_Task goal:_
Your task is to transcribe the data in full.

_Excerpted data:_
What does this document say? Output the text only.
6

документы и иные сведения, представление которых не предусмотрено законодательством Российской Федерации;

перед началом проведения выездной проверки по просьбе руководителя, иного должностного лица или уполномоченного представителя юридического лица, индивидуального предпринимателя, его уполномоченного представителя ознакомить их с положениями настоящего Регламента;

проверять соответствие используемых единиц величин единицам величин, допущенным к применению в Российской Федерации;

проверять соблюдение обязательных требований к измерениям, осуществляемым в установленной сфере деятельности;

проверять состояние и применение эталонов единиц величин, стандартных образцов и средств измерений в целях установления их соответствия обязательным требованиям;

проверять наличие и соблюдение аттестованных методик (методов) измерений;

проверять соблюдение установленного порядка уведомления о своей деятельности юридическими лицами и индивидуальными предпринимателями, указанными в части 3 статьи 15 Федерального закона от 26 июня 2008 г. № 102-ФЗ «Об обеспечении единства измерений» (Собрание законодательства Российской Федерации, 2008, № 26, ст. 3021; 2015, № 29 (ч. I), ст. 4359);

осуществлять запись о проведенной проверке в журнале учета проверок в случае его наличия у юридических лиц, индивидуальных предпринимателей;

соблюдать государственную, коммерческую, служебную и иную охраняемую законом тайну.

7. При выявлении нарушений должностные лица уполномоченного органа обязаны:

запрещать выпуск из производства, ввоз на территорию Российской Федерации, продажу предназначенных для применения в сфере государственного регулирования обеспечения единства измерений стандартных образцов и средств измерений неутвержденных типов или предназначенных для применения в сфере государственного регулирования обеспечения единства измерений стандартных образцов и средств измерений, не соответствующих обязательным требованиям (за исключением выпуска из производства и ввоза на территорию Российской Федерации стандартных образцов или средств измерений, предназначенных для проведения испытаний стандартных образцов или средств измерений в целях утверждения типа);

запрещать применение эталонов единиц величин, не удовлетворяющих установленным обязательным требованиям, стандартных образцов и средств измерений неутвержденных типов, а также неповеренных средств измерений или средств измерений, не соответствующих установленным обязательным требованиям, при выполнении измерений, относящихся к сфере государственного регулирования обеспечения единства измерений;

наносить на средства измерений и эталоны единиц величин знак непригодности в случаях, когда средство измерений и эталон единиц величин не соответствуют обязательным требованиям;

_Answer to the problem:_
What does this document say? Output the text only.
6

документы и иные сведения, представление которых не предусмотрено законодательством Российской Федерации;

перед началом проведения выездной проверки по просьбе руководителя, иного должностного лица или уполномоченного представителя юридического лица, индивидуального предпринимателя, его уполномоченного представителя ознакомить их с положениями настоящего Регламента;

проверять соответствие используемых единиц величин единицам величин, допущенным к применению в Российской Федерации;

проверять соблюдение обязательных требований к измерениям, осуществляемым в установленной сфере деятельности;

проверять состояние и применение эталонов единиц величин, стандартных образцов и средств измерений в целях установления их соответствия обязательным требованиям;

проверять наличие и соблюдение аттестованных методик (методов) измерений;

проверять соблюдение установленного порядка уведомления о своей деятельности юридическими лицами и индивидуальными предпринимателями, указанными в части 3 статьи 15 Федерального закона от 26 июня 2008 г. № 102-ФЗ «Об обеспечении единства измерений» (Собрание законодательства Российской Федерации, 2008, № 26, ст. 3021; 2015, № 29 (ч. I), ст. 4359);

осуществлять запись о проведенной проверке в журнале учета проверок в случае его наличия у юридических лиц, индивидуальных предпринимателей;

соблюдать государственную, коммерческую, служебную и иную охраняемую законом тайну.

7. При выявлении нарушений должностные лица уполномоченного органа обязаны:

запрещать выпуск из производства, ввоз на территорию Российской Федерации, продажу предназначенных для применения в сфере государственного регулирования обеспечения единства измерений стандартных образцов и средств измерений неутвержденных типов или предназначенных для применения в сфере государственного регулирования обеспечения единства измерений стандартных образцов и средств измерений, не соответствующих обязательным требованиям (за исключением выпуска из производства и ввоза на территорию Российской Федерации стандартных образцов или средств измерений, предназначенных для проведения испытаний стандартных образцов или средств измерений в целях утверждения типа);

запрещать применение эталонов единиц величин, не удовлетворяющих установленным обязательным требованиям, стандартных образцов и средств измерений неутвержденных типов, а также неповеренных средств измерений или средств измерений, не соответствующих установленным обязательным требованиям, при выполнении измерений, относящихся к сфере государственного регулирования обеспечения единства измерений;

наносить на средства измерений и эталоны единиц величин знак непригодности в случаях, когда средство измерений и эталон единиц величин не соответствуют обязательным требованиям;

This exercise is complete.